# What to work on
All of the data below should be written out exactly.

# Records supplied
______

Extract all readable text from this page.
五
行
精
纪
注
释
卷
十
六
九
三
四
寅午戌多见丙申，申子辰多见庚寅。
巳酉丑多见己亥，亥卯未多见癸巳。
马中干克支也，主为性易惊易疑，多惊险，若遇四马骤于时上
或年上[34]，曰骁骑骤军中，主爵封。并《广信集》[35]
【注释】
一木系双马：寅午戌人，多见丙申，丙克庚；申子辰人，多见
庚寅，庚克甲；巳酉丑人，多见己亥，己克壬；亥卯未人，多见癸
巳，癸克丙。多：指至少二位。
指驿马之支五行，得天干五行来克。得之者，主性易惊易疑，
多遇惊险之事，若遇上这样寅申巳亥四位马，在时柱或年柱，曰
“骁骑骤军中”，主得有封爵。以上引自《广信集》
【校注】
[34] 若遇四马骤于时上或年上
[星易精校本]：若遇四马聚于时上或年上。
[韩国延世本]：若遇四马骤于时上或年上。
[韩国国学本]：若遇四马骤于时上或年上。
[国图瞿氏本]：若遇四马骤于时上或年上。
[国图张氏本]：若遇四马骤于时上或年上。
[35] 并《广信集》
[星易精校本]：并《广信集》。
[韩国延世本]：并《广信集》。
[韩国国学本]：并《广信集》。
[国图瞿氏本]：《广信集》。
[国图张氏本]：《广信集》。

______

# Exercise solution
Extract all readable text from this page.
五
行
精
纪
注
释
卷
十
六
九
三
四
寅午戌多见丙申，申子辰多见庚寅。
巳酉丑多见己亥，亥卯未多见癸巳。
马中干克支也，主为性易惊易疑，多惊险，若遇四马骤于时上
或年上[34]，曰骁骑骤军中，主爵封。并《广信集》[35]
【注释】
一木系双马：寅午戌人，多见丙申，丙克庚；申子辰人，多见
庚寅，庚克甲；巳酉丑人，多见己亥，己克壬；亥卯未人，多见癸
巳，癸克丙。多：指至少二位。
指驿马之支五行，得天干五行来克。得之者，主性易惊易疑，
多遇惊险之事，若遇上这样寅申巳亥四位马，在时柱或年柱，曰
“骁骑骤军中”，主得有封爵。以上引自《广信集》
【校注】
[34] 若遇四马骤于时上或年上
[星易精校本]：若遇四马聚于时上或年上。
[韩国延世本]：若遇四马骤于时上或年上。
[韩国国学本]：若遇四马骤于时上或年上。
[国图瞿氏本]：若遇四马骤于时上或年上。
[国图张氏本]：若遇四马骤于时上或年上。
[35] 并《广信集》
[星易精校本]：并《广信集》。
[韩国延世本]：并《广信集》。
[韩国国学本]：并《广信集》。
[国图瞿氏本]：《广信集》。
[国图张氏本]：《广信集》。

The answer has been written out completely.